Transcribe every line of the listing below without any deviation.

## BEGIN Dataset records

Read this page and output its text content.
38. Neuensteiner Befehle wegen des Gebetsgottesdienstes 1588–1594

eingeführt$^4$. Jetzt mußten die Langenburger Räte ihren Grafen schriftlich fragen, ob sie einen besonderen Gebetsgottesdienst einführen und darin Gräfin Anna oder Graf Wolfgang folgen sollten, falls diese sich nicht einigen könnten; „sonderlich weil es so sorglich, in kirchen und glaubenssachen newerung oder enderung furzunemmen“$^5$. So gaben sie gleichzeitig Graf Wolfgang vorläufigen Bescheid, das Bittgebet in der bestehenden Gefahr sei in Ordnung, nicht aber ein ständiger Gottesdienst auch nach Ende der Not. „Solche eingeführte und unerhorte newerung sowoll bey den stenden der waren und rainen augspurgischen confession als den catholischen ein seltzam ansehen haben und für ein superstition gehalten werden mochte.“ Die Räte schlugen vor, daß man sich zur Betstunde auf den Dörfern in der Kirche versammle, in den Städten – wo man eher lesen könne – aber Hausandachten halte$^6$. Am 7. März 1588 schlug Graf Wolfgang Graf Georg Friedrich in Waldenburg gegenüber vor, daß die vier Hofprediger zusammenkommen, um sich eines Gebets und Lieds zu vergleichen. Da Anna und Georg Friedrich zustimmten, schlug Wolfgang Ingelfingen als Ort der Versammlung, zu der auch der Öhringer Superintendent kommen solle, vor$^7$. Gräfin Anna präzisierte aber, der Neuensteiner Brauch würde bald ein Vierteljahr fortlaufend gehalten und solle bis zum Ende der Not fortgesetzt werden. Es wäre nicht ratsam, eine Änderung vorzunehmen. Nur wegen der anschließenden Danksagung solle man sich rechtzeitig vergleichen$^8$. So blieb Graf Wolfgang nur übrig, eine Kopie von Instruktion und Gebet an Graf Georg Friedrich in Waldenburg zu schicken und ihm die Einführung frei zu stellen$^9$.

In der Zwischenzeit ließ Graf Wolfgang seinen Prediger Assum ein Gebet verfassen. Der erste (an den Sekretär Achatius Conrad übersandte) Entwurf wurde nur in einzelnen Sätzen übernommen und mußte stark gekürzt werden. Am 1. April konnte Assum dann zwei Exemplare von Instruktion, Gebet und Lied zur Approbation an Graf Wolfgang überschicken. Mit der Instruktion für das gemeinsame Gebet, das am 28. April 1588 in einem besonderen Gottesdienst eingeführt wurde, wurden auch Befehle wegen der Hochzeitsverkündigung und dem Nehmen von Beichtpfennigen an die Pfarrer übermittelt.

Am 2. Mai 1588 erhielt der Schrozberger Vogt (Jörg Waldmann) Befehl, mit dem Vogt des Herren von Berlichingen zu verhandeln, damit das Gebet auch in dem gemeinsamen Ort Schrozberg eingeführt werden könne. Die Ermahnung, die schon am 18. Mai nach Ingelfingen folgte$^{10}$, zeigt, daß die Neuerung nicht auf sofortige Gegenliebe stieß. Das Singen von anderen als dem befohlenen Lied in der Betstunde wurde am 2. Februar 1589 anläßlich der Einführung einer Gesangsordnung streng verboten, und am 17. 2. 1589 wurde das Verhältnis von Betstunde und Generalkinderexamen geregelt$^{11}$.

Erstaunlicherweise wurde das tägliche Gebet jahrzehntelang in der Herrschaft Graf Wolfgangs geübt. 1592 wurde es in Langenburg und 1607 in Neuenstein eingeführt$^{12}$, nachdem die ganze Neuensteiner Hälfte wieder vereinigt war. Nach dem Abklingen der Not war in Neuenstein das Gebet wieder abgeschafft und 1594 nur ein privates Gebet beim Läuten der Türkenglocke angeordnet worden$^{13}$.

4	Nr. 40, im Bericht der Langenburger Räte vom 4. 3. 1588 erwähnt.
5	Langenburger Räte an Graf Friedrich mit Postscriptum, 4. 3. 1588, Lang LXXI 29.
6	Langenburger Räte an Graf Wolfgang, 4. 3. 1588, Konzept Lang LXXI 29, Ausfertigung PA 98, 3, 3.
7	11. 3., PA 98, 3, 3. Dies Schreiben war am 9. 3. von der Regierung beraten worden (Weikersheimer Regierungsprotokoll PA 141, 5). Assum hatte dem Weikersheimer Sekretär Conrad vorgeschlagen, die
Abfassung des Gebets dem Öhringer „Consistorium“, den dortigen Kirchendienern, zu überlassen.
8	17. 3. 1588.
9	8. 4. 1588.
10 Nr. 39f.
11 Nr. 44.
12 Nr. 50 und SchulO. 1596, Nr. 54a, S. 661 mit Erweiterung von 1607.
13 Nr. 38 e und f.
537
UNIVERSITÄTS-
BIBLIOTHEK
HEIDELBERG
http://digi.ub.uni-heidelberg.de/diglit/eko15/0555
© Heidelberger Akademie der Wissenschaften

## END Dataset records

## Reply
Read this page and output its text content.
38. Neuensteiner Befehle wegen des Gebetsgottesdienstes 1588–1594

eingeführt$^4$. Jetzt mußten die Langenburger Räte ihren Grafen schriftlich fragen, ob sie einen besonderen Gebetsgottesdienst einführen und darin Gräfin Anna oder Graf Wolfgang folgen sollten, falls diese sich nicht einigen könnten; „sonderlich weil es so sorglich, in kirchen und glaubenssachen newerung oder enderung furzunemmen“$^5$. So gaben sie gleichzeitig Graf Wolfgang vorläufigen Bescheid, das Bittgebet in der bestehenden Gefahr sei in Ordnung, nicht aber ein ständiger Gottesdienst auch nach Ende der Not. „Solche eingeführte und unerhorte newerung sowoll bey den stenden der waren und rainen augspurgischen confession als den catholischen ein seltzam ansehen haben und für ein superstition gehalten werden mochte.“ Die Räte schlugen vor, daß man sich zur Betstunde auf den Dörfern in der Kirche versammle, in den Städten – wo man eher lesen könne – aber Hausandachten halte$^6$. Am 7. März 1588 schlug Graf Wolfgang Graf Georg Friedrich in Waldenburg gegenüber vor, daß die vier Hofprediger zusammenkommen, um sich eines Gebets und Lieds zu vergleichen. Da Anna und Georg Friedrich zustimmten, schlug Wolfgang Ingelfingen als Ort der Versammlung, zu der auch der Öhringer Superintendent kommen solle, vor$^7$. Gräfin Anna präzisierte aber, der Neuensteiner Brauch würde bald ein Vierteljahr fortlaufend gehalten und solle bis zum Ende der Not fortgesetzt werden. Es wäre nicht ratsam, eine Änderung vorzunehmen. Nur wegen der anschließenden Danksagung solle man sich rechtzeitig vergleichen$^8$. So blieb Graf Wolfgang nur übrig, eine Kopie von Instruktion und Gebet an Graf Georg Friedrich in Waldenburg zu schicken und ihm die Einführung frei zu stellen$^9$.

In der Zwischenzeit ließ Graf Wolfgang seinen Prediger Assum ein Gebet verfassen. Der erste (an den Sekretär Achatius Conrad übersandte) Entwurf wurde nur in einzelnen Sätzen übernommen und mußte stark gekürzt werden. Am 1. April konnte Assum dann zwei Exemplare von Instruktion, Gebet und Lied zur Approbation an Graf Wolfgang überschicken. Mit der Instruktion für das gemeinsame Gebet, das am 28. April 1588 in einem besonderen Gottesdienst eingeführt wurde, wurden auch Befehle wegen der Hochzeitsverkündigung und dem Nehmen von Beichtpfennigen an die Pfarrer übermittelt.

Am 2. Mai 1588 erhielt der Schrozberger Vogt (Jörg Waldmann) Befehl, mit dem Vogt des Herren von Berlichingen zu verhandeln, damit das Gebet auch in dem gemeinsamen Ort Schrozberg eingeführt werden könne. Die Ermahnung, die schon am 18. Mai nach Ingelfingen folgte$^{10}$, zeigt, daß die Neuerung nicht auf sofortige Gegenliebe stieß. Das Singen von anderen als dem befohlenen Lied in der Betstunde wurde am 2. Februar 1589 anläßlich der Einführung einer Gesangsordnung streng verboten, und am 17. 2. 1589 wurde das Verhältnis von Betstunde und Generalkinderexamen geregelt$^{11}$.

Erstaunlicherweise wurde das tägliche Gebet jahrzehntelang in der Herrschaft Graf Wolfgangs geübt. 1592 wurde es in Langenburg und 1607 in Neuenstein eingeführt$^{12}$, nachdem die ganze Neuensteiner Hälfte wieder vereinigt war. Nach dem Abklingen der Not war in Neuenstein das Gebet wieder abgeschafft und 1594 nur ein privates Gebet beim Läuten der Türkenglocke angeordnet worden$^{13}$.

4	Nr. 40, im Bericht der Langenburger Räte vom 4. 3. 1588 erwähnt.
5	Langenburger Räte an Graf Friedrich mit Postscriptum, 4. 3. 1588, Lang LXXI 29.
6	Langenburger Räte an Graf Wolfgang, 4. 3. 1588, Konzept Lang LXXI 29, Ausfertigung PA 98, 3, 3.
7	11. 3., PA 98, 3, 3. Dies Schreiben war am 9. 3. von der Regierung beraten worden (Weikersheimer Regierungsprotokoll PA 141, 5). Assum hatte dem Weikersheimer Sekretär Conrad vorgeschlagen, die
Abfassung des Gebets dem Öhringer „Consistorium“, den dortigen Kirchendienern, zu überlassen.
8	17. 3. 1588.
9	8. 4. 1588.
10 Nr. 39f.
11 Nr. 44.
12 Nr. 50 und SchulO. 1596, Nr. 54a, S. 661 mit Erweiterung von 1607.
13 Nr. 38 e und f.
537
UNIVERSITÄTS-
BIBLIOTHEK
HEIDELBERG
http://digi.ub.uni-heidelberg.de/diglit/eko15/0555
© Heidelberger Akademie der Wissenschaften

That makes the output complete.